MATERIAL PROVIDED —
────
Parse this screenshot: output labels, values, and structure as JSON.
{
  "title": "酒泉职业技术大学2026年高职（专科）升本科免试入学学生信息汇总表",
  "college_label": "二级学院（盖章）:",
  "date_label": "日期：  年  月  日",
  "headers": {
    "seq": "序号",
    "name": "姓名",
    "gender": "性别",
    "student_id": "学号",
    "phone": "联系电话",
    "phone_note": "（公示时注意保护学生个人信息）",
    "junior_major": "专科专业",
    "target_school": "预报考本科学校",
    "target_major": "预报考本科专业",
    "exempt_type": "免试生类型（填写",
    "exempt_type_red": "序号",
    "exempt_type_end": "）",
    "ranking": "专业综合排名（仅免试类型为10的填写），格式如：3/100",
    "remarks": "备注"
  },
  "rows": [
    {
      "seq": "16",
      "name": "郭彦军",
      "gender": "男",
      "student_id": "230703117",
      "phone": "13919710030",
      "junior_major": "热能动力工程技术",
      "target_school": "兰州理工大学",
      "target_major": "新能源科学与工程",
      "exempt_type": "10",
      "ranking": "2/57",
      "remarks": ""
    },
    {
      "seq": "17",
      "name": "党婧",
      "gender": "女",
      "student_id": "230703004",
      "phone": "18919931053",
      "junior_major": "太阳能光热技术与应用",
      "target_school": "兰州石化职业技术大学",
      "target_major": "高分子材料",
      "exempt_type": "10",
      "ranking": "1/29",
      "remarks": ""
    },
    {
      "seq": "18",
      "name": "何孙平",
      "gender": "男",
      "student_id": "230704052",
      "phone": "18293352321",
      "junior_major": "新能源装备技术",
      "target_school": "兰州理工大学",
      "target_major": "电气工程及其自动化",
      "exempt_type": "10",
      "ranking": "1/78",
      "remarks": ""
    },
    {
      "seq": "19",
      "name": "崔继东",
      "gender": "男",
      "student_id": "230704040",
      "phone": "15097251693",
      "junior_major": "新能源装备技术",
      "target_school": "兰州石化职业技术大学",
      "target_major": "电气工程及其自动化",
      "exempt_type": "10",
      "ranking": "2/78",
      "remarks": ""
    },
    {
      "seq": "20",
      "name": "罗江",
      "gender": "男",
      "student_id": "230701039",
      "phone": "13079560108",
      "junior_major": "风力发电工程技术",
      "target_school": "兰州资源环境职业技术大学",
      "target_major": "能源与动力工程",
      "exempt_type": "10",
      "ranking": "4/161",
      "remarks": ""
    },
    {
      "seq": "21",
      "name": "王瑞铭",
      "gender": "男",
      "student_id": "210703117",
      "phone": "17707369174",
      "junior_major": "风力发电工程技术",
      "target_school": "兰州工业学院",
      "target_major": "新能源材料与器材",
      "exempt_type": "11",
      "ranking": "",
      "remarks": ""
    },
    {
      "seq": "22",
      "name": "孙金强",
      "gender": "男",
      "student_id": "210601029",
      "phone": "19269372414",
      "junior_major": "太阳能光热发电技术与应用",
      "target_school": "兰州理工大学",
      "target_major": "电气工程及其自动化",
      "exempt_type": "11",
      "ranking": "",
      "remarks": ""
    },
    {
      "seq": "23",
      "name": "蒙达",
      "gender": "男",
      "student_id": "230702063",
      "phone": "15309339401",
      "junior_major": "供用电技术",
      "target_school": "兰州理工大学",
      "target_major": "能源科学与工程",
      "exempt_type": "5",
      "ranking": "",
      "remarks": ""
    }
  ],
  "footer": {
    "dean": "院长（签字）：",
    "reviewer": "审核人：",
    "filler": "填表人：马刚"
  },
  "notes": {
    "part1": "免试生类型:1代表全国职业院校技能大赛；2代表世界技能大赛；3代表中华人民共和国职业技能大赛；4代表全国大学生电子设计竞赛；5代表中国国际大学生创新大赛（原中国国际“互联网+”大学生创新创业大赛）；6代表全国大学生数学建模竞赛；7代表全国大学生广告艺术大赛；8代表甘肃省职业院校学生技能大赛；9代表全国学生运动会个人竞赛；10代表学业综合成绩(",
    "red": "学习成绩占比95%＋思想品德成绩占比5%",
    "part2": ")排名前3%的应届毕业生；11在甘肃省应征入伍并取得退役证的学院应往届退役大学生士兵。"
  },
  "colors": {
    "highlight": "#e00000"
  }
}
────
WRITTEN TASK — Copy out the whole listing, exactly as written.

RESPONSE TO THIS TASK —
Parse this screenshot: output labels, values, and structure as JSON.
{
  "title": "酒泉职业技术大学2026年高职（专科）升本科免试入学学生信息汇总表",
  "college_label": "二级学院（盖章）:",
  "date_label": "日期：  年  月  日",
  "headers": {
    "seq": "序号",
    "name": "姓名",
    "gender": "性别",
    "student_id": "学号",
    "phone": "联系电话",
    "phone_note": "（公示时注意保护学生个人信息）",
    "junior_major": "专科专业",
    "target_school": "预报考本科学校",
    "target_major": "预报考本科专业",
    "exempt_type": "免试生类型（填写",
    "exempt_type_red": "序号",
    "exempt_type_end": "）",
    "ranking": "专业综合排名（仅免试类型为10的填写），格式如：3/100",
    "remarks": "备注"
  },
  "rows": [
    {
      "seq": "16",
      "name": "郭彦军",
      "gender": "男",
      "student_id": "230703117",
      "phone": "13919710030",
      "junior_major": "热能动力工程技术",
      "target_school": "兰州理工大学",
      "target_major": "新能源科学与工程",
      "exempt_type": "10",
      "ranking": "2/57",
      "remarks": ""
    },
    {
      "seq": "17",
      "name": "党婧",
      "gender": "女",
      "student_id": "230703004",
      "phone": "18919931053",
      "junior_major": "太阳能光热技术与应用",
      "target_school": "兰州石化职业技术大学",
      "target_major": "高分子材料",
      "exempt_type": "10",
      "ranking": "1/29",
      "remarks": ""
    },
    {
      "seq": "18",
      "name": "何孙平",
      "gender": "男",
      "student_id": "230704052",
      "phone": "18293352321",
      "junior_major": "新能源装备技术",
      "target_school": "兰州理工大学",
      "target_major": "电气工程及其自动化",
      "exempt_type": "10",
      "ranking": "1/78",
      "remarks": ""
    },
    {
      "seq": "19",
      "name": "崔继东",
      "gender": "男",
      "student_id": "230704040",
      "phone": "15097251693",
      "junior_major": "新能源装备技术",
      "target_school": "兰州石化职业技术大学",
      "target_major": "电气工程及其自动化",
      "exempt_type": "10",
      "ranking": "2/78",
      "remarks": ""
    },
    {
      "seq": "20",
      "name": "罗江",
      "gender": "男",
      "student_id": "230701039",
      "phone": "13079560108",
      "junior_major": "风力发电工程技术",
      "target_school": "兰州资源环境职业技术大学",
      "target_major": "能源与动力工程",
      "exempt_type": "10",
      "ranking": "4/161",
      "remarks": ""
    },
    {
      "seq": "21",
      "name": "王瑞铭",
      "gender": "男",
      "student_id": "210703117",
      "phone": "17707369174",
      "junior_major": "风力发电工程技术",
      "target_school": "兰州工业学院",
      "target_major": "新能源材料与器材",
      "exempt_type": "11",
      "ranking": "",
      "remarks": ""
    },
    {
      "seq": "22",
      "name": "孙金强",
      "gender": "男",
      "student_id": "210601029",
      "phone": "19269372414",
      "junior_major": "太阳能光热发电技术与应用",
      "target_school": "兰州理工大学",
      "target_major": "电气工程及其自动化",
      "exempt_type": "11",
      "ranking": "",
      "remarks": ""
    },
    {
      "seq": "23",
      "name": "蒙达",
      "gender": "男",
      "student_id": "230702063",
      "phone": "15309339401",
      "junior_major": "供用电技术",
      "target_school": "兰州理工大学",
      "target_major": "能源科学与工程",
      "exempt_type": "5",
      "ranking": "",
      "remarks": ""
    }
  ],
  "footer": {
    "dean": "院长（签字）：",
    "reviewer": "审核人：",
    "filler": "填表人：马刚"
  },
  "notes": {
    "part1": "免试生类型:1代表全国职业院校技能大赛；2代表世界技能大赛；3代表中华人民共和国职业技能大赛；4代表全国大学生电子设计竞赛；5代表中国国际大学生创新大赛（原中国国际“互联网+”大学生创新创业大赛）；6代表全国大学生数学建模竞赛；7代表全国大学生广告艺术大赛；8代表甘肃省职业院校学生技能大赛；9代表全国学生运动会个人竞赛；10代表学业综合成绩(",
    "red": "学习成绩占比95%＋思想品德成绩占比5%",
    "part2": ")排名前3%的应届毕业生；11在甘肃省应征入伍并取得退役证的学院应往届退役大学生士兵。"
  },
  "colors": {
    "highlight": "#e00000"
  }
}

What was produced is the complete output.